▸ **To do**: Print every line of the listing exactly, please.

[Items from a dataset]

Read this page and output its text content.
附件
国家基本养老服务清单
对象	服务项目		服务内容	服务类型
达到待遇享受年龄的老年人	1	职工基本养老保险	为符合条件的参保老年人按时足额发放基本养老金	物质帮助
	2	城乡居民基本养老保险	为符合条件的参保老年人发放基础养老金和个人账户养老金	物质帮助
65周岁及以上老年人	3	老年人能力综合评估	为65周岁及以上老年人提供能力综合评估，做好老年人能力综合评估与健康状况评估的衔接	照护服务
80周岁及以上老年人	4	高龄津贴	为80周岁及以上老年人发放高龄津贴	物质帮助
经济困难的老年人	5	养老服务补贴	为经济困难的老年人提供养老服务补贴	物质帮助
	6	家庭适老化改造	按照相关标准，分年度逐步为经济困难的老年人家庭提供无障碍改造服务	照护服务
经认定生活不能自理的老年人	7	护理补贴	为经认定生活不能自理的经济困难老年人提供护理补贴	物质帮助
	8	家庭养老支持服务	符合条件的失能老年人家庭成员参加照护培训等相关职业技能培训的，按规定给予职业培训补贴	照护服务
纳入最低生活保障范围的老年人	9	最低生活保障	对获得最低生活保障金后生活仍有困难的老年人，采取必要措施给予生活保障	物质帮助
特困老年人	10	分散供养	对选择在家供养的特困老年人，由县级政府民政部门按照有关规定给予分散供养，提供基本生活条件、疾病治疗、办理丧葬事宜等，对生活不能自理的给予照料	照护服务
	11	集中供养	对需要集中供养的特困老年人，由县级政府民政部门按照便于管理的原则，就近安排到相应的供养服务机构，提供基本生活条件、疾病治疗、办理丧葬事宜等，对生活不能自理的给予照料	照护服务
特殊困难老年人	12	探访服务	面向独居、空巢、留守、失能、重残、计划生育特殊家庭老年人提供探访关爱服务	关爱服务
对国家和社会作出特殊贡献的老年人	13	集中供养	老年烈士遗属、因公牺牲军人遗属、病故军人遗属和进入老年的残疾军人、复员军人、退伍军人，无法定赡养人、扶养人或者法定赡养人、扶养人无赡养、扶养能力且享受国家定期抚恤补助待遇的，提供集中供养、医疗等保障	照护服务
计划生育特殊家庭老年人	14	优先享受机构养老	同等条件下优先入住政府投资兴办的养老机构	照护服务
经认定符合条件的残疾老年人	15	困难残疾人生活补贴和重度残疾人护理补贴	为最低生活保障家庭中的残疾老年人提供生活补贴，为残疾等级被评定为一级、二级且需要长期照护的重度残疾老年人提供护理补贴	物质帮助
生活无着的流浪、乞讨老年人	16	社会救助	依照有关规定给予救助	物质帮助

▸ **Output**:
Read this page and output its text content.
附件
国家基本养老服务清单
对象	服务项目		服务内容	服务类型
达到待遇享受年龄的老年人	1	职工基本养老保险	为符合条件的参保老年人按时足额发放基本养老金	物质帮助
	2	城乡居民基本养老保险	为符合条件的参保老年人发放基础养老金和个人账户养老金	物质帮助
65周岁及以上老年人	3	老年人能力综合评估	为65周岁及以上老年人提供能力综合评估，做好老年人能力综合评估与健康状况评估的衔接	照护服务
80周岁及以上老年人	4	高龄津贴	为80周岁及以上老年人发放高龄津贴	物质帮助
经济困难的老年人	5	养老服务补贴	为经济困难的老年人提供养老服务补贴	物质帮助
	6	家庭适老化改造	按照相关标准，分年度逐步为经济困难的老年人家庭提供无障碍改造服务	照护服务
经认定生活不能自理的老年人	7	护理补贴	为经认定生活不能自理的经济困难老年人提供护理补贴	物质帮助
	8	家庭养老支持服务	符合条件的失能老年人家庭成员参加照护培训等相关职业技能培训的，按规定给予职业培训补贴	照护服务
纳入最低生活保障范围的老年人	9	最低生活保障	对获得最低生活保障金后生活仍有困难的老年人，采取必要措施给予生活保障	物质帮助
特困老年人	10	分散供养	对选择在家供养的特困老年人，由县级政府民政部门按照有关规定给予分散供养，提供基本生活条件、疾病治疗、办理丧葬事宜等，对生活不能自理的给予照料	照护服务
	11	集中供养	对需要集中供养的特困老年人，由县级政府民政部门按照便于管理的原则，就近安排到相应的供养服务机构，提供基本生活条件、疾病治疗、办理丧葬事宜等，对生活不能自理的给予照料	照护服务
特殊困难老年人	12	探访服务	面向独居、空巢、留守、失能、重残、计划生育特殊家庭老年人提供探访关爱服务	关爱服务
对国家和社会作出特殊贡献的老年人	13	集中供养	老年烈士遗属、因公牺牲军人遗属、病故军人遗属和进入老年的残疾军人、复员军人、退伍军人，无法定赡养人、扶养人或者法定赡养人、扶养人无赡养、扶养能力且享受国家定期抚恤补助待遇的，提供集中供养、医疗等保障	照护服务
计划生育特殊家庭老年人	14	优先享受机构养老	同等条件下优先入住政府投资兴办的养老机构	照护服务
经认定符合条件的残疾老年人	15	困难残疾人生活补贴和重度残疾人护理补贴	为最低生活保障家庭中的残疾老年人提供生活补贴，为残疾等级被评定为一级、二级且需要长期照护的重度残疾老年人提供护理补贴	物质帮助
生活无着的流浪、乞讨老年人	16	社会救助	依照有关规定给予救助	物质帮助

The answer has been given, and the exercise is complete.